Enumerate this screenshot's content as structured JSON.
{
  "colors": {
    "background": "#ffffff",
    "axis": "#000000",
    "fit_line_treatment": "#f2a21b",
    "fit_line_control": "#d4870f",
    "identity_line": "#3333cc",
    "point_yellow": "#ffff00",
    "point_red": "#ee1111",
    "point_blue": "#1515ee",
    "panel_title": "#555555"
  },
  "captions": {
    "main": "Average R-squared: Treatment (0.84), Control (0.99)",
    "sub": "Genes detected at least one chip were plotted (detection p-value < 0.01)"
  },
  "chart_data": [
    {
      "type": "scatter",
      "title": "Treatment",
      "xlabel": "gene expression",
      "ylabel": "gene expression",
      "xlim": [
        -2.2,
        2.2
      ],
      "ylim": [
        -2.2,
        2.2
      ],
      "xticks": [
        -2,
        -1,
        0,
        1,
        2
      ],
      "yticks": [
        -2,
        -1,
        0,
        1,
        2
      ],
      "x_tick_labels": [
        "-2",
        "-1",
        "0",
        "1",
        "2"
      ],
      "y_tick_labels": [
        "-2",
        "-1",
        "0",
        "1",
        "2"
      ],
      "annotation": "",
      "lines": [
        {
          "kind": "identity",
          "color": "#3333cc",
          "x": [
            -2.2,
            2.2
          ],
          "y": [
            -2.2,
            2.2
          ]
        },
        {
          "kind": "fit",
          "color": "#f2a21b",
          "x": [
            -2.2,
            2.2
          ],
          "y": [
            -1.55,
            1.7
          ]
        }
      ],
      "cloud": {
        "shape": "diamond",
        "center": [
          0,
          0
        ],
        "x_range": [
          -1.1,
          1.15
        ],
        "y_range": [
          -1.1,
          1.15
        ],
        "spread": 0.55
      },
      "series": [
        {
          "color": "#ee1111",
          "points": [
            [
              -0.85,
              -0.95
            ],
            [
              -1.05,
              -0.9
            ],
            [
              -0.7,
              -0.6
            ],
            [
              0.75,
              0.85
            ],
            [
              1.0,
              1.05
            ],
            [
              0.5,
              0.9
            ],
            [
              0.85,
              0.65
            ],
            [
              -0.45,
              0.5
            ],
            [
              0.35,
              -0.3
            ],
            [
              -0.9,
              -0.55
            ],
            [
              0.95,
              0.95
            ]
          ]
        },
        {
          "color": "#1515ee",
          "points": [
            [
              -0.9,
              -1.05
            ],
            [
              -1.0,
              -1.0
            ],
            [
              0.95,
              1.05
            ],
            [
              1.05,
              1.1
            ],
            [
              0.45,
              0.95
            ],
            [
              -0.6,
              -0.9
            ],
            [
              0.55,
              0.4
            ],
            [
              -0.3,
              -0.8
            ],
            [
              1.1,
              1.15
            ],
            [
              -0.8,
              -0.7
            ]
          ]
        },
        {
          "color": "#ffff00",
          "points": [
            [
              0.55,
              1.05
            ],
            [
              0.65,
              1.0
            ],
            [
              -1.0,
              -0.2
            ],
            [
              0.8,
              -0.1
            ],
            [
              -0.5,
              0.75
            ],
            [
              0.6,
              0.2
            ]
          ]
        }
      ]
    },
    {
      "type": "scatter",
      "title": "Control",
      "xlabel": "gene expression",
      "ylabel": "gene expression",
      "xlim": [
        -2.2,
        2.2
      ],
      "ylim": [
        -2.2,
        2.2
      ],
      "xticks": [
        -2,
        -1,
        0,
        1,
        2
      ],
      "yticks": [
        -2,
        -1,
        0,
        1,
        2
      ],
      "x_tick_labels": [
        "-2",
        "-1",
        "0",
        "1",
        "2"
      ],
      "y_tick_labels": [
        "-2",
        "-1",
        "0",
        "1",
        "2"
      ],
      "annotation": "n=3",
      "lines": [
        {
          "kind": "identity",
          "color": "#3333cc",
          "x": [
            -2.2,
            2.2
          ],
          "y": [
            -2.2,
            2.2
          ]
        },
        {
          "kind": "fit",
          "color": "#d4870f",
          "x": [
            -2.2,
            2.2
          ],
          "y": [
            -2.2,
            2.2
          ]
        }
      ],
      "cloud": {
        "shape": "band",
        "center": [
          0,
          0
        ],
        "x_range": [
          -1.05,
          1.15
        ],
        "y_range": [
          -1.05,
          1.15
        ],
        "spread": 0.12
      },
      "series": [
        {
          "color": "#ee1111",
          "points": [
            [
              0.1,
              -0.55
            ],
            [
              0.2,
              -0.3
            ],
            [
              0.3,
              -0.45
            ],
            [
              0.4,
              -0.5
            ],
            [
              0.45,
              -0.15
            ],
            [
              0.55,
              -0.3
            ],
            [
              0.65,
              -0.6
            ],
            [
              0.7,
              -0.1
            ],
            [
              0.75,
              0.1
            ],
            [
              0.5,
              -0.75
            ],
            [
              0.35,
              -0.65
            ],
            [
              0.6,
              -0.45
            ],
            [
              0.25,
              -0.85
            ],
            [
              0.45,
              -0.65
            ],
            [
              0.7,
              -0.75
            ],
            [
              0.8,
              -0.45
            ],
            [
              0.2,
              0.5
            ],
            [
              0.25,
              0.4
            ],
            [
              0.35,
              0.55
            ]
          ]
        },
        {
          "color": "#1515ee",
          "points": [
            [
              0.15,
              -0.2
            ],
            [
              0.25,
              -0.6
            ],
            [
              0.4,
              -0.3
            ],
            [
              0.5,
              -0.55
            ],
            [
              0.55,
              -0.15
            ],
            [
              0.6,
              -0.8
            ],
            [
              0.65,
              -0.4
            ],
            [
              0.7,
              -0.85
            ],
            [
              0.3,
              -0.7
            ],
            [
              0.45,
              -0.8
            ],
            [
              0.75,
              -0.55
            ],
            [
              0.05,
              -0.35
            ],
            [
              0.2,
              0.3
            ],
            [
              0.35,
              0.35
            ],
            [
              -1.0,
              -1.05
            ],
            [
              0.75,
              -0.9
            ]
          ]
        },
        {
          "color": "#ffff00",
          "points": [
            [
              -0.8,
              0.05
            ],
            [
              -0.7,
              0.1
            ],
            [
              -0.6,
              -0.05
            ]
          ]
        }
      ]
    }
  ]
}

-=-=-=-=-

# [Exercise]
Repeat the material above in full. Match it exactly.

# [Reply]
Enumerate this screenshot's content as structured JSON.
{
  "colors": {
    "background": "#ffffff",
    "axis": "#000000",
    "fit_line_treatment": "#f2a21b",
    "fit_line_control": "#d4870f",
    "identity_line": "#3333cc",
    "point_yellow": "#ffff00",
    "point_red": "#ee1111",
    "point_blue": "#1515ee",
    "panel_title": "#555555"
  },
  "captions": {
    "main": "Average R-squared: Treatment (0.84), Control (0.99)",
    "sub": "Genes detected at least one chip were plotted (detection p-value < 0.01)"
  },
  "chart_data": [
    {
      "type": "scatter",
      "title": "Treatment",
      "xlabel": "gene expression",
      "ylabel": "gene expression",
      "xlim": [
        -2.2,
        2.2
      ],
      "ylim": [
        -2.2,
        2.2
      ],
      "xticks": [
        -2,
        -1,
        0,
        1,
        2
      ],
      "yticks": [
        -2,
        -1,
        0,
        1,
        2
      ],
      "x_tick_labels": [
        "-2",
        "-1",
        "0",
        "1",
        "2"
      ],
      "y_tick_labels": [
        "-2",
        "-1",
        "0",
        "1",
        "2"
      ],
      "annotation": "",
      "lines": [
        {
          "kind": "identity",
          "color": "#3333cc",
          "x": [
            -2.2,
            2.2
          ],
          "y": [
            -2.2,
            2.2
          ]
        },
        {
          "kind": "fit",
          "color": "#f2a21b",
          "x": [
            -2.2,
            2.2
          ],
          "y": [
            -1.55,
            1.7
          ]
        }
      ],
      "cloud": {
        "shape": "diamond",
        "center": [
          0,
          0
        ],
        "x_range": [
          -1.1,
          1.15
        ],
        "y_range": [
          -1.1,
          1.15
        ],
        "spread": 0.55
      },
      "series": [
        {
          "color": "#ee1111",
          "points": [
            [
              -0.85,
              -0.95
            ],
            [
              -1.05,
              -0.9
            ],
            [
              -0.7,
              -0.6
            ],
            [
              0.75,
              0.85
            ],
            [
              1.0,
              1.05
            ],
            [
              0.5,
              0.9
            ],
            [
              0.85,
              0.65
            ],
            [
              -0.45,
              0.5
            ],
            [
              0.35,
              -0.3
            ],
            [
              -0.9,
              -0.55
            ],
            [
              0.95,
              0.95
            ]
          ]
        },
        {
          "color": "#1515ee",
          "points": [
            [
              -0.9,
              -1.05
            ],
            [
              -1.0,
              -1.0
            ],
            [
              0.95,
              1.05
            ],
            [
              1.05,
              1.1
            ],
            [
              0.45,
              0.95
            ],
            [
              -0.6,
              -0.9
            ],
            [
              0.55,
              0.4
            ],
            [
              -0.3,
              -0.8
            ],
            [
              1.1,
              1.15
            ],
            [
              -0.8,
              -0.7
            ]
          ]
        },
        {
          "color": "#ffff00",
          "points": [
            [
              0.55,
              1.05
            ],
            [
              0.65,
              1.0
            ],
            [
              -1.0,
              -0.2
            ],
            [
              0.8,
              -0.1
            ],
            [
              -0.5,
              0.75
            ],
            [
              0.6,
              0.2
            ]
          ]
        }
      ]
    },
    {
      "type": "scatter",
      "title": "Control",
      "xlabel": "gene expression",
      "ylabel": "gene expression",
      "xlim": [
        -2.2,
        2.2
      ],
      "ylim": [
        -2.2,
        2.2
      ],
      "xticks": [
        -2,
        -1,
        0,
        1,
        2
      ],
      "yticks": [
        -2,
        -1,
        0,
        1,
        2
      ],
      "x_tick_labels": [
        "-2",
        "-1",
        "0",
        "1",
        "2"
      ],
      "y_tick_labels": [
        "-2",
        "-1",
        "0",
        "1",
        "2"
      ],
      "annotation": "n=3",
      "lines": [
        {
          "kind": "identity",
          "color": "#3333cc",
          "x": [
            -2.2,
            2.2
          ],
          "y": [
            -2.2,
            2.2
          ]
        },
        {
          "kind": "fit",
          "color": "#d4870f",
          "x": [
            -2.2,
            2.2
          ],
          "y": [
            -2.2,
            2.2
          ]
        }
      ],
      "cloud": {
        "shape": "band",
        "center": [
          0,
          0
        ],
        "x_range": [
          -1.05,
          1.15
        ],
        "y_range": [
          -1.05,
          1.15
        ],
        "spread": 0.12
      },
      "series": [
        {
          "color": "#ee1111",
          "points": [
            [
              0.1,
              -0.55
            ],
            [
              0.2,
              -0.3
            ],
            [
              0.3,
              -0.45
            ],
            [
              0.4,
              -0.5
            ],
            [
              0.45,
              -0.15
            ],
            [
              0.55,
              -0.3
            ],
            [
              0.65,
              -0.6
            ],
            [
              0.7,
              -0.1
            ],
            [
              0.75,
              0.1
            ],
            [
              0.5,
              -0.75
            ],
            [
              0.35,
              -0.65
            ],
            [
              0.6,
              -0.45
            ],
            [
              0.25,
              -0.85
            ],
            [
              0.45,
              -0.65
            ],
            [
              0.7,
              -0.75
            ],
            [
              0.8,
              -0.45
            ],
            [
              0.2,
              0.5
            ],
            [
              0.25,
              0.4
            ],
            [
              0.35,
              0.55
            ]
          ]
        },
        {
          "color": "#1515ee",
          "points": [
            [
              0.15,
              -0.2
            ],
            [
              0.25,
              -0.6
            ],
            [
              0.4,
              -0.3
            ],
            [
              0.5,
              -0.55
            ],
            [
              0.55,
              -0.15
            ],
            [
              0.6,
              -0.8
            ],
            [
              0.65,
              -0.4
            ],
            [
              0.7,
              -0.85
            ],
            [
              0.3,
              -0.7
            ],
            [
              0.45,
              -0.8
            ],
            [
              0.75,
              -0.55
            ],
            [
              0.05,
              -0.35
            ],
            [
              0.2,
              0.3
            ],
            [
              0.35,
              0.35
            ],
            [
              -1.0,
              -1.05
            ],
            [
              0.75,
              -0.9
            ]
          ]
        },
        {
          "color": "#ffff00",
          "points": [
            [
              -0.8,
              0.05
            ],
            [
              -0.7,
              0.1
            ],
            [
              -0.6,
              -0.05
            ]
          ]
        }
      ]
    }
  ]
}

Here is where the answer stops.